[Records from a data source]
****

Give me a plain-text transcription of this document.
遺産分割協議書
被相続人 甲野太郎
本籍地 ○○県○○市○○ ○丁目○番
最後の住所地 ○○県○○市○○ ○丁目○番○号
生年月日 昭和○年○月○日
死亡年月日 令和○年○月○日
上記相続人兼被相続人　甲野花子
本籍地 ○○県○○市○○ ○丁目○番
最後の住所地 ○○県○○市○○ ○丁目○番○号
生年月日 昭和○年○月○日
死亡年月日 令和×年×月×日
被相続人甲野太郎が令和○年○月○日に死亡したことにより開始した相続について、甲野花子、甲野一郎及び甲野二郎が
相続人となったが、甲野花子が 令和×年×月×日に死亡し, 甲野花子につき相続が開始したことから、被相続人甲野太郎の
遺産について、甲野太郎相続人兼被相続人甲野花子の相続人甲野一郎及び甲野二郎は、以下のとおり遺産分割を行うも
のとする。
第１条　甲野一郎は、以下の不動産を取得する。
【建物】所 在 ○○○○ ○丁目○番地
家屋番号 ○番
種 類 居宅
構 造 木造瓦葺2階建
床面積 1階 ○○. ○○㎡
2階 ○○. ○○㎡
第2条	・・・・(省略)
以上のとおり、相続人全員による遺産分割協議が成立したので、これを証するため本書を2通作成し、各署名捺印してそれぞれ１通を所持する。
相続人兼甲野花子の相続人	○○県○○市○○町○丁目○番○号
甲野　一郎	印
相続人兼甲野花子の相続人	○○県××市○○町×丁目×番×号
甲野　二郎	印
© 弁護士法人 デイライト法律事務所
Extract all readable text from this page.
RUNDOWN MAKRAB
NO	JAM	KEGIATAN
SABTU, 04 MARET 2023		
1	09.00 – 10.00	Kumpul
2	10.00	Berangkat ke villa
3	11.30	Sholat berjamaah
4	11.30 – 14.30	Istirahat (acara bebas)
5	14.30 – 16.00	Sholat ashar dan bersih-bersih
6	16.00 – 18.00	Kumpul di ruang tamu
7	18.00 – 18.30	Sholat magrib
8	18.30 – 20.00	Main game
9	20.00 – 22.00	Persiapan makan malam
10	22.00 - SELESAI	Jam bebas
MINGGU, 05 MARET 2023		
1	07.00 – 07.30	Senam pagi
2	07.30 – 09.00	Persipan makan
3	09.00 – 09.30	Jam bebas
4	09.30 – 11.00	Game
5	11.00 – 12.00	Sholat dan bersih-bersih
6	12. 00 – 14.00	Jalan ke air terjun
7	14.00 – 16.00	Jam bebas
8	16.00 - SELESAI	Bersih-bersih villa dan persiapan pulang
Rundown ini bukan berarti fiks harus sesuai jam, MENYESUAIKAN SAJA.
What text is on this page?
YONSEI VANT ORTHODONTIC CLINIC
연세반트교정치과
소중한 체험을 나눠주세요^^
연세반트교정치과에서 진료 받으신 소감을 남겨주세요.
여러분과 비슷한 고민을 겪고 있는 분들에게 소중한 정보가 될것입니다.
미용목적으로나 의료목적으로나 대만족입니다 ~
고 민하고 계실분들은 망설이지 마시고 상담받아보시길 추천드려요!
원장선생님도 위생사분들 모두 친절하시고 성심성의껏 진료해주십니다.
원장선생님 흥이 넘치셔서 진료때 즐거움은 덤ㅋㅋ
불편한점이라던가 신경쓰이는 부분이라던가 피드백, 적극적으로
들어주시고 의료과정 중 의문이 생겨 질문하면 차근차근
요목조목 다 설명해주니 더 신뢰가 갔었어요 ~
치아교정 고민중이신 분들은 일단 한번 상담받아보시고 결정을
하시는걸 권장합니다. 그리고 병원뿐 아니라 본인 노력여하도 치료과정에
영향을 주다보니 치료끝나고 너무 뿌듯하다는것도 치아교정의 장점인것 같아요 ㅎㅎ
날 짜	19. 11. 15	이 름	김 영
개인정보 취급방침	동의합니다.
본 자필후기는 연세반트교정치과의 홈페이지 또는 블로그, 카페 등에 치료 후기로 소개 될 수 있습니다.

****

Restate the whole of the material exactly.

FULL ANSWER ▸
Give me a plain-text transcription of this document.
遺産分割協議書
被相続人 甲野太郎
本籍地 ○○県○○市○○ ○丁目○番
最後の住所地 ○○県○○市○○ ○丁目○番○号
生年月日 昭和○年○月○日
死亡年月日 令和○年○月○日
上記相続人兼被相続人　甲野花子
本籍地 ○○県○○市○○ ○丁目○番
最後の住所地 ○○県○○市○○ ○丁目○番○号
生年月日 昭和○年○月○日
死亡年月日 令和×年×月×日
被相続人甲野太郎が令和○年○月○日に死亡したことにより開始した相続について、甲野花子、甲野一郎及び甲野二郎が
相続人となったが、甲野花子が 令和×年×月×日に死亡し, 甲野花子につき相続が開始したことから、被相続人甲野太郎の
遺産について、甲野太郎相続人兼被相続人甲野花子の相続人甲野一郎及び甲野二郎は、以下のとおり遺産分割を行うも
のとする。
第１条　甲野一郎は、以下の不動産を取得する。
【建物】所 在 ○○○○ ○丁目○番地
家屋番号 ○番
種 類 居宅
構 造 木造瓦葺2階建
床面積 1階 ○○. ○○㎡
2階 ○○. ○○㎡
第2条	・・・・(省略)
以上のとおり、相続人全員による遺産分割協議が成立したので、これを証するため本書を2通作成し、各署名捺印してそれぞれ１通を所持する。
相続人兼甲野花子の相続人	○○県○○市○○町○丁目○番○号
甲野　一郎	印
相続人兼甲野花子の相続人	○○県××市○○町×丁目×番×号
甲野　二郎	印
© 弁護士法人 デイライト法律事務所
Extract all readable text from this page.
RUNDOWN MAKRAB
NO	JAM	KEGIATAN
SABTU, 04 MARET 2023		
1	09.00 – 10.00	Kumpul
2	10.00	Berangkat ke villa
3	11.30	Sholat berjamaah
4	11.30 – 14.30	Istirahat (acara bebas)
5	14.30 – 16.00	Sholat ashar dan bersih-bersih
6	16.00 – 18.00	Kumpul di ruang tamu
7	18.00 – 18.30	Sholat magrib
8	18.30 – 20.00	Main game
9	20.00 – 22.00	Persiapan makan malam
10	22.00 - SELESAI	Jam bebas
MINGGU, 05 MARET 2023		
1	07.00 – 07.30	Senam pagi
2	07.30 – 09.00	Persipan makan
3	09.00 – 09.30	Jam bebas
4	09.30 – 11.00	Game
5	11.00 – 12.00	Sholat dan bersih-bersih
6	12. 00 – 14.00	Jalan ke air terjun
7	14.00 – 16.00	Jam bebas
8	16.00 - SELESAI	Bersih-bersih villa dan persiapan pulang
Rundown ini bukan berarti fiks harus sesuai jam, MENYESUAIKAN SAJA.
What text is on this page?
YONSEI VANT ORTHODONTIC CLINIC
연세반트교정치과
소중한 체험을 나눠주세요^^
연세반트교정치과에서 진료 받으신 소감을 남겨주세요.
여러분과 비슷한 고민을 겪고 있는 분들에게 소중한 정보가 될것입니다.
미용목적으로나 의료목적으로나 대만족입니다 ~
고 민하고 계실분들은 망설이지 마시고 상담받아보시길 추천드려요!
원장선생님도 위생사분들 모두 친절하시고 성심성의껏 진료해주십니다.
원장선생님 흥이 넘치셔서 진료때 즐거움은 덤ㅋㅋ
불편한점이라던가 신경쓰이는 부분이라던가 피드백, 적극적으로
들어주시고 의료과정 중 의문이 생겨 질문하면 차근차근
요목조목 다 설명해주니 더 신뢰가 갔었어요 ~
치아교정 고민중이신 분들은 일단 한번 상담받아보시고 결정을
하시는걸 권장합니다. 그리고 병원뿐 아니라 본인 노력여하도 치료과정에
영향을 주다보니 치료끝나고 너무 뿌듯하다는것도 치아교정의 장점인것 같아요 ㅎㅎ
날 짜	19. 11. 15	이 름	김 영
개인정보 취급방침	동의합니다.
본 자필후기는 연세반트교정치과의 홈페이지 또는 블로그, 카페 등에 치료 후기로 소개 될 수 있습니다.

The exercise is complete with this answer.